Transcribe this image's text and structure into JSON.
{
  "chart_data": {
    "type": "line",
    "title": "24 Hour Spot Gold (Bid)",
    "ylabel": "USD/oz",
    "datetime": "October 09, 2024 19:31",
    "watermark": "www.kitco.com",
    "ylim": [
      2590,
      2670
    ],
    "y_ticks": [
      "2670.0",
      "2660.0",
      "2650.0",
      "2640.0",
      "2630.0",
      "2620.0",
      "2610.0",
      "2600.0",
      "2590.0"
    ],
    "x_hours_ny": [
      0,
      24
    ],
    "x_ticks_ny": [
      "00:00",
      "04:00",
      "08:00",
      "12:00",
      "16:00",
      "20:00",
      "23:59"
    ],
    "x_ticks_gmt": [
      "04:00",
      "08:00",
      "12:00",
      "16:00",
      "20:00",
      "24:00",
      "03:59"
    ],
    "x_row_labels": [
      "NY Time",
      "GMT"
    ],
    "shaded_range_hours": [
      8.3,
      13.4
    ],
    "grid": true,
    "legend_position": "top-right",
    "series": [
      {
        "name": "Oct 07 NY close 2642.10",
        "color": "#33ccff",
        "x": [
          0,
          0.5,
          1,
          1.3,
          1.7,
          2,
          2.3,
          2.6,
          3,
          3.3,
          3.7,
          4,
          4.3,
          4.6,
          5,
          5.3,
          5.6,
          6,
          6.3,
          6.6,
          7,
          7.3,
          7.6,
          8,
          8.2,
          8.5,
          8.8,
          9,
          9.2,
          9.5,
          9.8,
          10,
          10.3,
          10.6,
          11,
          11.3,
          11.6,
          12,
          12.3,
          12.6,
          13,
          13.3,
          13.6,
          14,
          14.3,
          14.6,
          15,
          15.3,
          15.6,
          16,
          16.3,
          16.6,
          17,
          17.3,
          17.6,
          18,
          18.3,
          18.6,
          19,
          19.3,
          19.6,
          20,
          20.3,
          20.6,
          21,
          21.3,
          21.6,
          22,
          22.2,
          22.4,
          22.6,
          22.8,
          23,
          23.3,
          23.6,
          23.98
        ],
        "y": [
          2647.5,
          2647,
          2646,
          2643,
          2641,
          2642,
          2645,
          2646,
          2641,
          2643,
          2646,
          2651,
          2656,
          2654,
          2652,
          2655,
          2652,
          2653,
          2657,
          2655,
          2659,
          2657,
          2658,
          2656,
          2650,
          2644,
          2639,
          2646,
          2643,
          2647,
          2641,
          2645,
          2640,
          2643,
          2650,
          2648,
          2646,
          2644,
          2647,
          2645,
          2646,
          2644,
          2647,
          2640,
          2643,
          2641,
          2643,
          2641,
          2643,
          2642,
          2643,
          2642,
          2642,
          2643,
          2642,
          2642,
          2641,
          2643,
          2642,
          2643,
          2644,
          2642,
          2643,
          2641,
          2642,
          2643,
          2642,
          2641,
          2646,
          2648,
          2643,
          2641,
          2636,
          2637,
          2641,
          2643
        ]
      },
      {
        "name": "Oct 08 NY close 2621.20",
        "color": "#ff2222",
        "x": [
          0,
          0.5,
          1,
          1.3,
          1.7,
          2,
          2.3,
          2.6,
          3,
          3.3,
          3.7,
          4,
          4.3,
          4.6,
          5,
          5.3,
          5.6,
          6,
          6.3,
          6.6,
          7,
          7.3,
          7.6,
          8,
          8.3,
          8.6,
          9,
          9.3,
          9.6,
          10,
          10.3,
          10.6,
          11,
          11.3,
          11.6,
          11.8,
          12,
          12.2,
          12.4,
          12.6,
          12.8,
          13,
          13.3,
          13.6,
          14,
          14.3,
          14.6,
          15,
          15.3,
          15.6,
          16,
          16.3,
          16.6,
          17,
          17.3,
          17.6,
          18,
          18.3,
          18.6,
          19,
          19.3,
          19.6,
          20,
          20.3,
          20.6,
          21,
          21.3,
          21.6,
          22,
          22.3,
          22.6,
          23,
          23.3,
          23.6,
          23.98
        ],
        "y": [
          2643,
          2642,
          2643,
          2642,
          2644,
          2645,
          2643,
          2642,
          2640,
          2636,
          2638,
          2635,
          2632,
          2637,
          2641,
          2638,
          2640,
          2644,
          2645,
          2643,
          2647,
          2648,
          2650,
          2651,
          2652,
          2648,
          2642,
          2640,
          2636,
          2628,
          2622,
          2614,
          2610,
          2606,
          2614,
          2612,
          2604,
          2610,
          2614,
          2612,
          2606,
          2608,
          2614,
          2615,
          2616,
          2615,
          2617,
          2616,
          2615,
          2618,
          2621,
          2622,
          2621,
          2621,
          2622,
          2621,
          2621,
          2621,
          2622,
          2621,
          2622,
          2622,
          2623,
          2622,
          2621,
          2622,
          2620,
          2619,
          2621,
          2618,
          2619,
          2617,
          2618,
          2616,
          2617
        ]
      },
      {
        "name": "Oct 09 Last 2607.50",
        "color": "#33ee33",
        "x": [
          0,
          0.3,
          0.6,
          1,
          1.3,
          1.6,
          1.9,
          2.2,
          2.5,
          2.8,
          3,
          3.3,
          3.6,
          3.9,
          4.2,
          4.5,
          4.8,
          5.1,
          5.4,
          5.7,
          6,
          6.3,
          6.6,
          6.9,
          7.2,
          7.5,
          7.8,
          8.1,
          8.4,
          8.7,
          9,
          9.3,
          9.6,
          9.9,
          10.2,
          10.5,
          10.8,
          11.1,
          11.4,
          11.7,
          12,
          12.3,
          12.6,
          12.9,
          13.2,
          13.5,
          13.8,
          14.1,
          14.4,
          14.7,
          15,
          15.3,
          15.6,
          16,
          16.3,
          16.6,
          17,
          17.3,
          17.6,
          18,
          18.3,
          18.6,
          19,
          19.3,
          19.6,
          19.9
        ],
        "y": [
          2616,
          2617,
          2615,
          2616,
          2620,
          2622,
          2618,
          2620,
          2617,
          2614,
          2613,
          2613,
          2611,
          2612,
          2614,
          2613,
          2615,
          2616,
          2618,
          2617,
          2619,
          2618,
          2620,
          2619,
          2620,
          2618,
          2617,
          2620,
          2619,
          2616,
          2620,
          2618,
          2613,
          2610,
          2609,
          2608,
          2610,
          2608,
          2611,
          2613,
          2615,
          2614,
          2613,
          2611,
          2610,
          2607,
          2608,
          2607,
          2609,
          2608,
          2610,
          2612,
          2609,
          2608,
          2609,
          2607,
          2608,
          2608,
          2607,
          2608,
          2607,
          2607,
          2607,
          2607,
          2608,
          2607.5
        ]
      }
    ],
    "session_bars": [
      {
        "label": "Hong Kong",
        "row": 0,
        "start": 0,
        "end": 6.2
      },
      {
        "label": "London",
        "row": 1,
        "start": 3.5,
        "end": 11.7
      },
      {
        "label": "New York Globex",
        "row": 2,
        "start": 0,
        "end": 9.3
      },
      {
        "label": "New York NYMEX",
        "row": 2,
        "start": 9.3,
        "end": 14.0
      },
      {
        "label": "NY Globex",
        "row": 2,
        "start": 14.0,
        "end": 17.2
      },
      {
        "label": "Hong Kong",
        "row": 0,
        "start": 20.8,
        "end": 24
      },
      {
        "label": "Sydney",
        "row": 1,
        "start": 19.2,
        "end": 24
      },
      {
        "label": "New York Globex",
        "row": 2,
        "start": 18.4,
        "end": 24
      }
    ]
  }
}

SHORT EXERCISE: The records above should be duplicated in full, exactly as given.

WRITTEN RESPONSE:
Transcribe this image's text and structure into JSON.
{
  "chart_data": {
    "type": "line",
    "title": "24 Hour Spot Gold (Bid)",
    "ylabel": "USD/oz",
    "datetime": "October 09, 2024 19:31",
    "watermark": "www.kitco.com",
    "ylim": [
      2590,
      2670
    ],
    "y_ticks": [
      "2670.0",
      "2660.0",
      "2650.0",
      "2640.0",
      "2630.0",
      "2620.0",
      "2610.0",
      "2600.0",
      "2590.0"
    ],
    "x_hours_ny": [
      0,
      24
    ],
    "x_ticks_ny": [
      "00:00",
      "04:00",
      "08:00",
      "12:00",
      "16:00",
      "20:00",
      "23:59"
    ],
    "x_ticks_gmt": [
      "04:00",
      "08:00",
      "12:00",
      "16:00",
      "20:00",
      "24:00",
      "03:59"
    ],
    "x_row_labels": [
      "NY Time",
      "GMT"
    ],
    "shaded_range_hours": [
      8.3,
      13.4
    ],
    "grid": true,
    "legend_position": "top-right",
    "series": [
      {
        "name": "Oct 07 NY close 2642.10",
        "color": "#33ccff",
        "x": [
          0,
          0.5,
          1,
          1.3,
          1.7,
          2,
          2.3,
          2.6,
          3,
          3.3,
          3.7,
          4,
          4.3,
          4.6,
          5,
          5.3,
          5.6,
          6,
          6.3,
          6.6,
          7,
          7.3,
          7.6,
          8,
          8.2,
          8.5,
          8.8,
          9,
          9.2,
          9.5,
          9.8,
          10,
          10.3,
          10.6,
          11,
          11.3,
          11.6,
          12,
          12.3,
          12.6,
          13,
          13.3,
          13.6,
          14,
          14.3,
          14.6,
          15,
          15.3,
          15.6,
          16,
          16.3,
          16.6,
          17,
          17.3,
          17.6,
          18,
          18.3,
          18.6,
          19,
          19.3,
          19.6,
          20,
          20.3,
          20.6,
          21,
          21.3,
          21.6,
          22,
          22.2,
          22.4,
          22.6,
          22.8,
          23,
          23.3,
          23.6,
          23.98
        ],
        "y": [
          2647.5,
          2647,
          2646,
          2643,
          2641,
          2642,
          2645,
          2646,
          2641,
          2643,
          2646,
          2651,
          2656,
          2654,
          2652,
          2655,
          2652,
          2653,
          2657,
          2655,
          2659,
          2657,
          2658,
          2656,
          2650,
          2644,
          2639,
          2646,
          2643,
          2647,
          2641,
          2645,
          2640,
          2643,
          2650,
          2648,
          2646,
          2644,
          2647,
          2645,
          2646,
          2644,
          2647,
          2640,
          2643,
          2641,
          2643,
          2641,
          2643,
          2642,
          2643,
          2642,
          2642,
          2643,
          2642,
          2642,
          2641,
          2643,
          2642,
          2643,
          2644,
          2642,
          2643,
          2641,
          2642,
          2643,
          2642,
          2641,
          2646,
          2648,
          2643,
          2641,
          2636,
          2637,
          2641,
          2643
        ]
      },
      {
        "name": "Oct 08 NY close 2621.20",
        "color": "#ff2222",
        "x": [
          0,
          0.5,
          1,
          1.3,
          1.7,
          2,
          2.3,
          2.6,
          3,
          3.3,
          3.7,
          4,
          4.3,
          4.6,
          5,
          5.3,
          5.6,
          6,
          6.3,
          6.6,
          7,
          7.3,
          7.6,
          8,
          8.3,
          8.6,
          9,
          9.3,
          9.6,
          10,
          10.3,
          10.6,
          11,
          11.3,
          11.6,
          11.8,
          12,
          12.2,
          12.4,
          12.6,
          12.8,
          13,
          13.3,
          13.6,
          14,
          14.3,
          14.6,
          15,
          15.3,
          15.6,
          16,
          16.3,
          16.6,
          17,
          17.3,
          17.6,
          18,
          18.3,
          18.6,
          19,
          19.3,
          19.6,
          20,
          20.3,
          20.6,
          21,
          21.3,
          21.6,
          22,
          22.3,
          22.6,
          23,
          23.3,
          23.6,
          23.98
        ],
        "y": [
          2643,
          2642,
          2643,
          2642,
          2644,
          2645,
          2643,
          2642,
          2640,
          2636,
          2638,
          2635,
          2632,
          2637,
          2641,
          2638,
          2640,
          2644,
          2645,
          2643,
          2647,
          2648,
          2650,
          2651,
          2652,
          2648,
          2642,
          2640,
          2636,
          2628,
          2622,
          2614,
          2610,
          2606,
          2614,
          2612,
          2604,
          2610,
          2614,
          2612,
          2606,
          2608,
          2614,
          2615,
          2616,
          2615,
          2617,
          2616,
          2615,
          2618,
          2621,
          2622,
          2621,
          2621,
          2622,
          2621,
          2621,
          2621,
          2622,
          2621,
          2622,
          2622,
          2623,
          2622,
          2621,
          2622,
          2620,
          2619,
          2621,
          2618,
          2619,
          2617,
          2618,
          2616,
          2617
        ]
      },
      {
        "name": "Oct 09 Last 2607.50",
        "color": "#33ee33",
        "x": [
          0,
          0.3,
          0.6,
          1,
          1.3,
          1.6,
          1.9,
          2.2,
          2.5,
          2.8,
          3,
          3.3,
          3.6,
          3.9,
          4.2,
          4.5,
          4.8,
          5.1,
          5.4,
          5.7,
          6,
          6.3,
          6.6,
          6.9,
          7.2,
          7.5,
          7.8,
          8.1,
          8.4,
          8.7,
          9,
          9.3,
          9.6,
          9.9,
          10.2,
          10.5,
          10.8,
          11.1,
          11.4,
          11.7,
          12,
          12.3,
          12.6,
          12.9,
          13.2,
          13.5,
          13.8,
          14.1,
          14.4,
          14.7,
          15,
          15.3,
          15.6,
          16,
          16.3,
          16.6,
          17,
          17.3,
          17.6,
          18,
          18.3,
          18.6,
          19,
          19.3,
          19.6,
          19.9
        ],
        "y": [
          2616,
          2617,
          2615,
          2616,
          2620,
          2622,
          2618,
          2620,
          2617,
          2614,
          2613,
          2613,
          2611,
          2612,
          2614,
          2613,
          2615,
          2616,
          2618,
          2617,
          2619,
          2618,
          2620,
          2619,
          2620,
          2618,
          2617,
          2620,
          2619,
          2616,
          2620,
          2618,
          2613,
          2610,
          2609,
          2608,
          2610,
          2608,
          2611,
          2613,
          2615,
          2614,
          2613,
          2611,
          2610,
          2607,
          2608,
          2607,
          2609,
          2608,
          2610,
          2612,
          2609,
          2608,
          2609,
          2607,
          2608,
          2608,
          2607,
          2608,
          2607,
          2607,
          2607,
          2607,
          2608,
          2607.5
        ]
      }
    ],
    "session_bars": [
      {
        "label": "Hong Kong",
        "row": 0,
        "start": 0,
        "end": 6.2
      },
      {
        "label": "London",
        "row": 1,
        "start": 3.5,
        "end": 11.7
      },
      {
        "label": "New York Globex",
        "row": 2,
        "start": 0,
        "end": 9.3
      },
      {
        "label": "New York NYMEX",
        "row": 2,
        "start": 9.3,
        "end": 14.0
      },
      {
        "label": "NY Globex",
        "row": 2,
        "start": 14.0,
        "end": 17.2
      },
      {
        "label": "Hong Kong",
        "row": 0,
        "start": 20.8,
        "end": 24
      },
      {
        "label": "Sydney",
        "row": 1,
        "start": 19.2,
        "end": 24
      },
      {
        "label": "New York Globex",
        "row": 2,
        "start": 18.4,
        "end": 24
      }
    ]
  }
}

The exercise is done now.